Each entry below should be returned exactly as is, with the pictures removed.

##### Material provided

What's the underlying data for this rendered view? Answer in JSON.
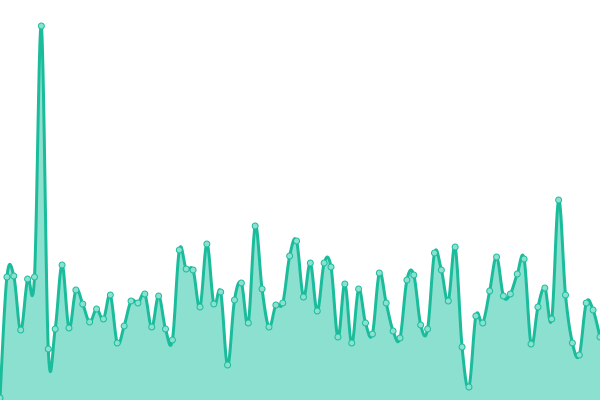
{
  "chart_data": {
    "type": "area",
    "title": "",
    "xlabel": "",
    "ylabel": "",
    "axes_visible": false,
    "grid": false,
    "legend": "none",
    "ylim": [
      0,
      400
    ],
    "x": [
      0,
      1,
      2,
      3,
      4,
      5,
      6,
      7,
      8,
      9,
      10,
      11,
      12,
      13,
      14,
      15,
      16,
      17,
      18,
      19,
      20,
      21,
      22,
      23,
      24,
      25,
      26,
      27,
      28,
      29,
      30,
      31,
      32,
      33,
      34,
      35,
      36,
      37,
      38,
      39,
      40,
      41,
      42,
      43,
      44,
      45,
      46,
      47,
      48,
      49,
      50,
      51,
      52,
      53,
      54,
      55,
      56,
      57,
      58,
      59,
      60,
      61,
      62,
      63,
      64,
      65,
      66,
      67,
      68,
      69,
      70,
      71,
      72,
      73,
      74,
      75,
      76,
      77,
      78,
      79,
      80,
      81,
      82,
      83,
      84,
      85,
      86,
      87
    ],
    "series": [
      {
        "values": [
          2,
          123,
          124,
          70,
          121,
          123,
          374,
          51,
          71,
          135,
          72,
          110,
          96,
          78,
          91,
          81,
          105,
          57,
          74,
          99,
          97,
          106,
          73,
          104,
          71,
          60,
          150,
          131,
          130,
          93,
          156,
          96,
          108,
          35,
          100,
          117,
          77,
          174,
          111,
          73,
          95,
          97,
          144,
          159,
          103,
          137,
          89,
          137,
          133,
          63,
          116,
          57,
          111,
          77,
          66,
          127,
          97,
          69,
          62,
          120,
          125,
          75,
          71,
          147,
          130,
          99,
          153,
          53,
          13,
          84,
          77,
          109,
          143,
          104,
          106,
          126,
          141,
          56,
          93,
          112,
          81,
          200,
          105,
          57,
          45,
          97,
          90,
          63
        ],
        "line_color": "#1abc9c",
        "fill_color": "#8be0cf",
        "marker_fill": "#8be0cf",
        "markers": true,
        "smooth": true
      }
    ]
  }
}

##########

◆ **Output of the exercise**
What's the underlying data for this rendered view? Answer in JSON.
{
  "chart_data": {
    "type": "area",
    "title": "",
    "xlabel": "",
    "ylabel": "",
    "axes_visible": false,
    "grid": false,
    "legend": "none",
    "ylim": [
      0,
      400
    ],
    "x": [
      0,
      1,
      2,
      3,
      4,
      5,
      6,
      7,
      8,
      9,
      10,
      11,
      12,
      13,
      14,
      15,
      16,
      17,
      18,
      19,
      20,
      21,
      22,
      23,
      24,
      25,
      26,
      27,
      28,
      29,
      30,
      31,
      32,
      33,
      34,
      35,
      36,
      37,
      38,
      39,
      40,
      41,
      42,
      43,
      44,
      45,
      46,
      47,
      48,
      49,
      50,
      51,
      52,
      53,
      54,
      55,
      56,
      57,
      58,
      59,
      60,
      61,
      62,
      63,
      64,
      65,
      66,
      67,
      68,
      69,
      70,
      71,
      72,
      73,
      74,
      75,
      76,
      77,
      78,
      79,
      80,
      81,
      82,
      83,
      84,
      85,
      86,
      87
    ],
    "series": [
      {
        "values": [
          2,
          123,
          124,
          70,
          121,
          123,
          374,
          51,
          71,
          135,
          72,
          110,
          96,
          78,
          91,
          81,
          105,
          57,
          74,
          99,
          97,
          106,
          73,
          104,
          71,
          60,
          150,
          131,
          130,
          93,
          156,
          96,
          108,
          35,
          100,
          117,
          77,
          174,
          111,
          73,
          95,
          97,
          144,
          159,
          103,
          137,
          89,
          137,
          133,
          63,
          116,
          57,
          111,
          77,
          66,
          127,
          97,
          69,
          62,
          120,
          125,
          75,
          71,
          147,
          130,
          99,
          153,
          53,
          13,
          84,
          77,
          109,
          143,
          104,
          106,
          126,
          141,
          56,
          93,
          112,
          81,
          200,
          105,
          57,
          45,
          97,
          90,
          63
        ],
        "line_color": "#1abc9c",
        "fill_color": "#8be0cf",
        "marker_fill": "#8be0cf",
        "markers": true,
        "smooth": true
      }
    ]
  }
}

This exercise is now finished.